#### Written task:
Present the data once more in exactly its original form.

#### Excerpted records:
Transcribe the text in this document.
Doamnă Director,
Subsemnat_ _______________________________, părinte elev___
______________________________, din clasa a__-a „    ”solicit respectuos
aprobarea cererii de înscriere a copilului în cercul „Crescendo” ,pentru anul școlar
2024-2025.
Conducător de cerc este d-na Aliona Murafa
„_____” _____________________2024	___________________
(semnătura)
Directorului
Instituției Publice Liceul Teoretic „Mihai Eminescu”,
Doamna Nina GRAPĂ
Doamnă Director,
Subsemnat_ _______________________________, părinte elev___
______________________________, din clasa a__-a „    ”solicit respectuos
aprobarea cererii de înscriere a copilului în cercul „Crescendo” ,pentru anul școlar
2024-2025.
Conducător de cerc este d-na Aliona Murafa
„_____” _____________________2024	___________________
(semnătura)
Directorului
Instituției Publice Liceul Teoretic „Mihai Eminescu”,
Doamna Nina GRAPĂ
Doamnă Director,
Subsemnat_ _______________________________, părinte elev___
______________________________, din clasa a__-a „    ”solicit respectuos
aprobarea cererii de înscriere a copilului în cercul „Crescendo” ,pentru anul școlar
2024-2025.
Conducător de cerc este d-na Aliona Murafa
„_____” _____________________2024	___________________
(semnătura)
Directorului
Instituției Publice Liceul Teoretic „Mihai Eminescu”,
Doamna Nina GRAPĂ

#### Exercise response:
Transcribe the text in this document.
Doamnă Director,
Subsemnat_ _______________________________, părinte elev___
______________________________, din clasa a__-a „    ”solicit respectuos
aprobarea cererii de înscriere a copilului în cercul „Crescendo” ,pentru anul școlar
2024-2025.
Conducător de cerc este d-na Aliona Murafa
„_____” _____________________2024	___________________
(semnătura)
Directorului
Instituției Publice Liceul Teoretic „Mihai Eminescu”,
Doamna Nina GRAPĂ
Doamnă Director,
Subsemnat_ _______________________________, părinte elev___
______________________________, din clasa a__-a „    ”solicit respectuos
aprobarea cererii de înscriere a copilului în cercul „Crescendo” ,pentru anul școlar
2024-2025.
Conducător de cerc este d-na Aliona Murafa
„_____” _____________________2024	___________________
(semnătura)
Directorului
Instituției Publice Liceul Teoretic „Mihai Eminescu”,
Doamna Nina GRAPĂ
Doamnă Director,
Subsemnat_ _______________________________, părinte elev___
______________________________, din clasa a__-a „    ”solicit respectuos
aprobarea cererii de înscriere a copilului în cercul „Crescendo” ,pentru anul școlar
2024-2025.
Conducător de cerc este d-na Aliona Murafa
„_____” _____________________2024	___________________
(semnătura)
Directorului
Instituției Publice Liceul Teoretic „Mihai Eminescu”,
Doamna Nina GRAPĂ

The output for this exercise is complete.